> What you are asked to do
Return the number of lines that include the string "this", without any other text.
Data shown start
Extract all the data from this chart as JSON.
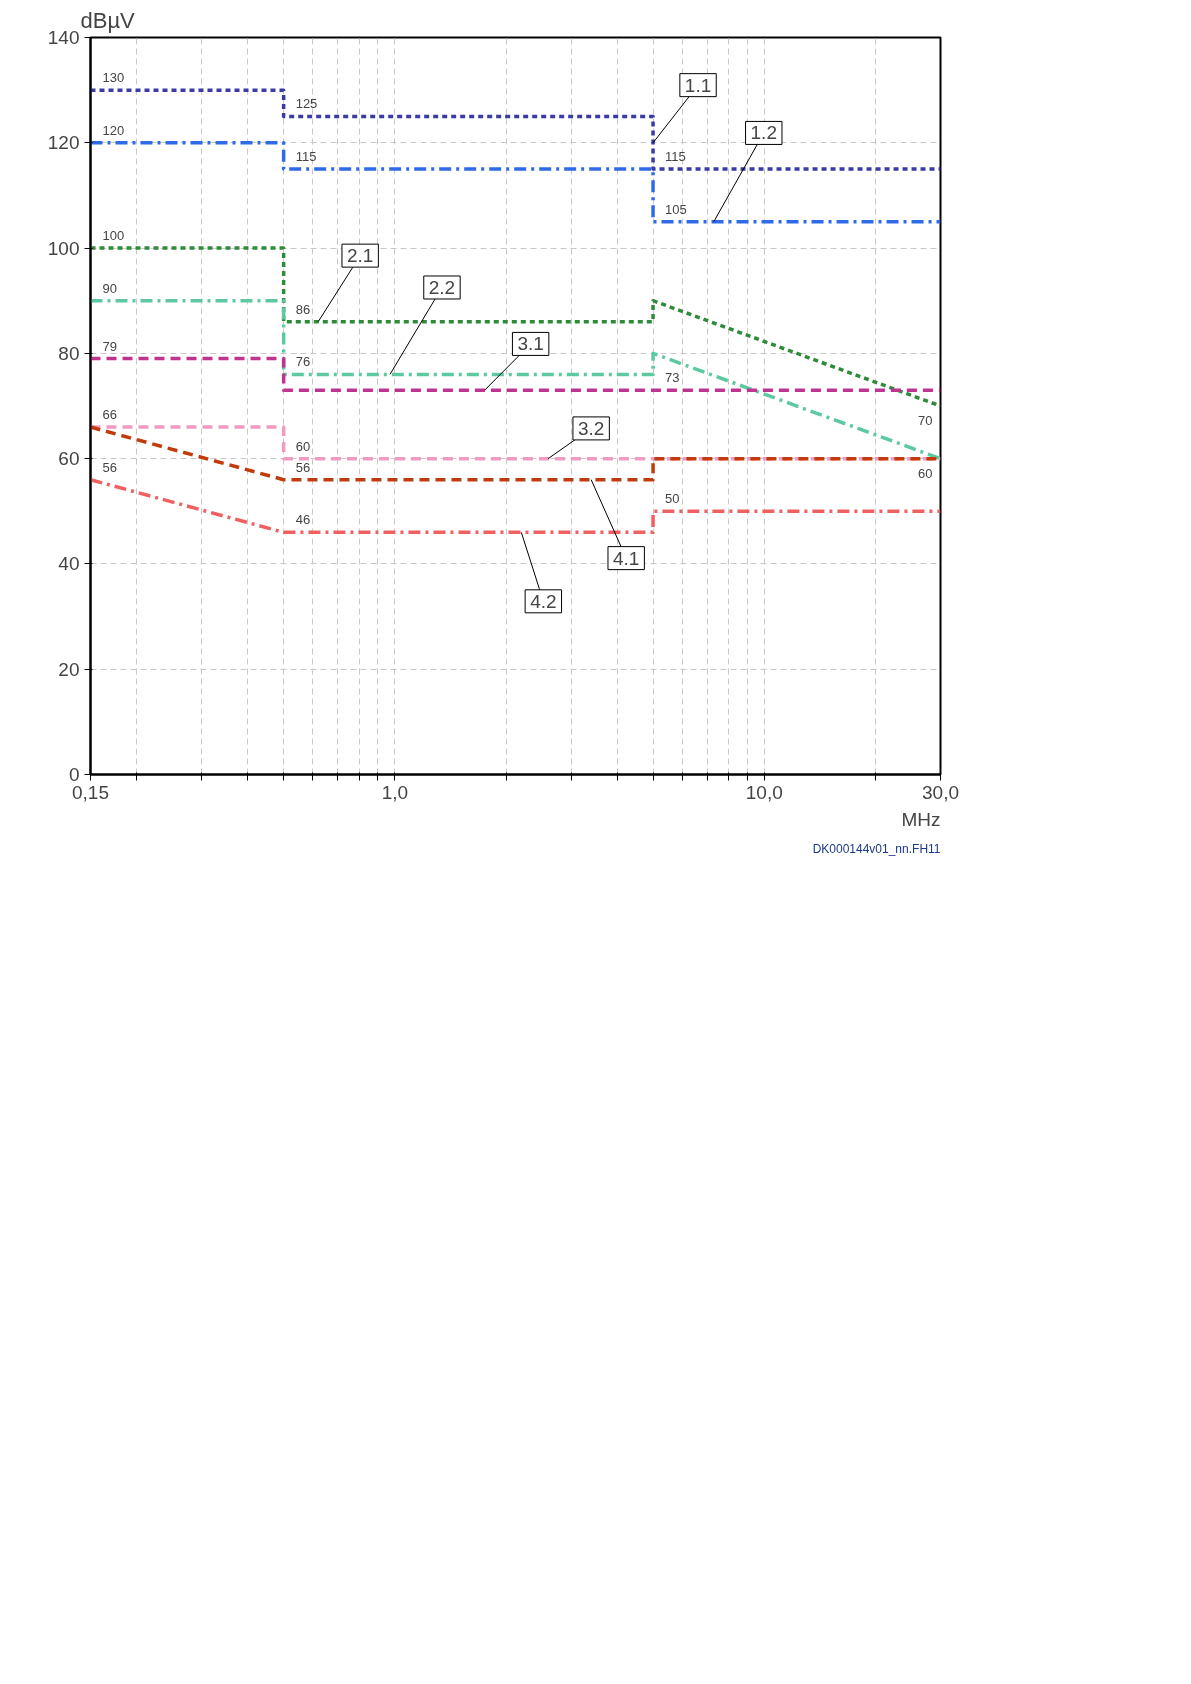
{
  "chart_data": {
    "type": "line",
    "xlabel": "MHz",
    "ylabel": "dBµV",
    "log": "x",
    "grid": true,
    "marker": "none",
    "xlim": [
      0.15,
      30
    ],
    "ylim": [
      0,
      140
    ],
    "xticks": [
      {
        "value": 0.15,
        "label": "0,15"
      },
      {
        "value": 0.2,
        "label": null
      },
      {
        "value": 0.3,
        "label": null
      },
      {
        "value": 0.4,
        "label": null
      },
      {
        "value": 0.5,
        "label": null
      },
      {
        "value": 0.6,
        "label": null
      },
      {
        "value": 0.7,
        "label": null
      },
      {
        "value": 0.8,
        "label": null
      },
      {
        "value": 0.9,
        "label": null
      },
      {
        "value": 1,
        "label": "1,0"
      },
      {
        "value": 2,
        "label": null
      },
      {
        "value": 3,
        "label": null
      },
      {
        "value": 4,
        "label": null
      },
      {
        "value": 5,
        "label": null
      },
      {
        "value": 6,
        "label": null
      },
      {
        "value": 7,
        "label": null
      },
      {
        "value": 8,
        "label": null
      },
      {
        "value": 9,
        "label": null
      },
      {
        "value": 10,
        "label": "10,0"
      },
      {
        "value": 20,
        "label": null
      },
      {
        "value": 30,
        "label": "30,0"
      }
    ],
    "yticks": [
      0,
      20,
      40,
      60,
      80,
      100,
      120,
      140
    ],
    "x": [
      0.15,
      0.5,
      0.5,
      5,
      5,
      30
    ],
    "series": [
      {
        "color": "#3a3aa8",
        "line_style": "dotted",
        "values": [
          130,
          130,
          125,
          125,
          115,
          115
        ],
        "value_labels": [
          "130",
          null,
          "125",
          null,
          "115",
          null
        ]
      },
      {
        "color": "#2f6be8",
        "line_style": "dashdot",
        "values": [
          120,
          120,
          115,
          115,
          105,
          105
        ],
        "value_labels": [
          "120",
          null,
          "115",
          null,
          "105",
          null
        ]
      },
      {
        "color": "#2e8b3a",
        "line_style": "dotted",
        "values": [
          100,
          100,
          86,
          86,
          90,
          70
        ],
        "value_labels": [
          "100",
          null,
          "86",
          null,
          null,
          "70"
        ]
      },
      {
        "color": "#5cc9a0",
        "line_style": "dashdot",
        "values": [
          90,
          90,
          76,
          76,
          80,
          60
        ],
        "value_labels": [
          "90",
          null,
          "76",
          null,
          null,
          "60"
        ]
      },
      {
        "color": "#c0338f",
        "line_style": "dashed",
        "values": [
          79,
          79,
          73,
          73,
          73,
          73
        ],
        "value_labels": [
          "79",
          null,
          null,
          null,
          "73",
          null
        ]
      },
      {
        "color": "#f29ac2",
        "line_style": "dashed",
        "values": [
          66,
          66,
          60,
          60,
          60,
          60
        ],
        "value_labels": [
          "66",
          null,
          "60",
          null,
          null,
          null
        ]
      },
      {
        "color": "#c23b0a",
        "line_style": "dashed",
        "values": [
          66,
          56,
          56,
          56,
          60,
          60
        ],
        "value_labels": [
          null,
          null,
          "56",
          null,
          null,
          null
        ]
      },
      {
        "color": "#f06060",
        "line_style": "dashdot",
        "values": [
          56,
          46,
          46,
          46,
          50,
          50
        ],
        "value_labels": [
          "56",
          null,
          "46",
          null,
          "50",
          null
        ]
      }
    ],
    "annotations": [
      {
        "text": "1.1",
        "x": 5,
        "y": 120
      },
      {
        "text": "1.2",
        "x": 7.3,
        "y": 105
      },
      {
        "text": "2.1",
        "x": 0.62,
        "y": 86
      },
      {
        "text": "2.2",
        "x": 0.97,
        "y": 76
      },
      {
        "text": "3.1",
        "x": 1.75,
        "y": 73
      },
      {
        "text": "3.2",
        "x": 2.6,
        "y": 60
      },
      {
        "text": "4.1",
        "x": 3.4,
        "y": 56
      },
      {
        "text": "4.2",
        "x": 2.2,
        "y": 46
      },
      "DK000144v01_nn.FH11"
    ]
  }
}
Data shown end
Data shown start
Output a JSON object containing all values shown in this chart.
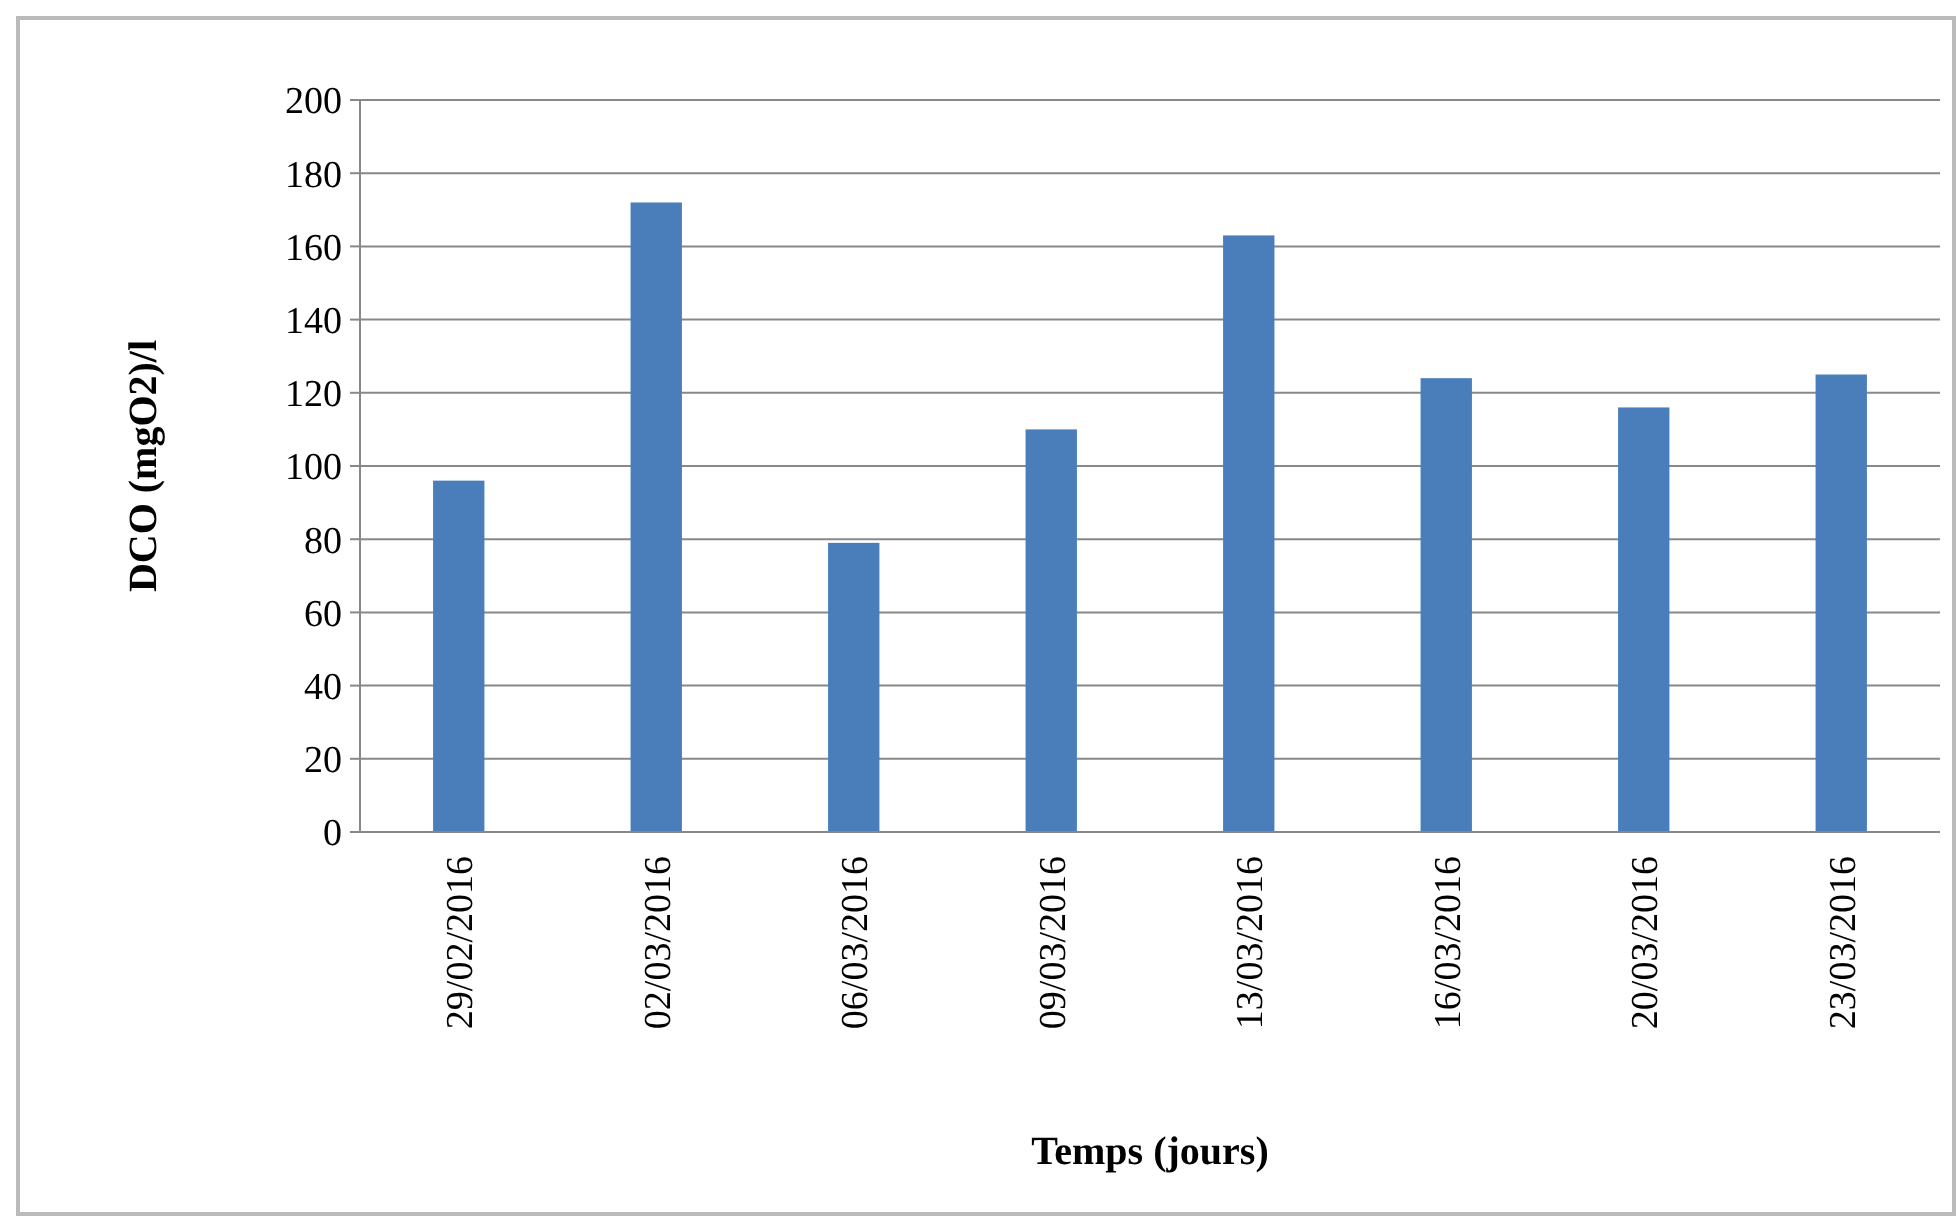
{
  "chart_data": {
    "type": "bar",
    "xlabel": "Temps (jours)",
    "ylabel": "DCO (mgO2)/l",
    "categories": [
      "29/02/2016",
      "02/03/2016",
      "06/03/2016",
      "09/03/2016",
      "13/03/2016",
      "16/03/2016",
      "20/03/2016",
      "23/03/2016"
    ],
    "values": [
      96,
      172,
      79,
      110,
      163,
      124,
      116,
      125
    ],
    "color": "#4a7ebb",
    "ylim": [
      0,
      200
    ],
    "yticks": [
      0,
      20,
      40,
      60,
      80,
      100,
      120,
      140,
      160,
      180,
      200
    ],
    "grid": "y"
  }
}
Data shown end
> Answer to the problem
2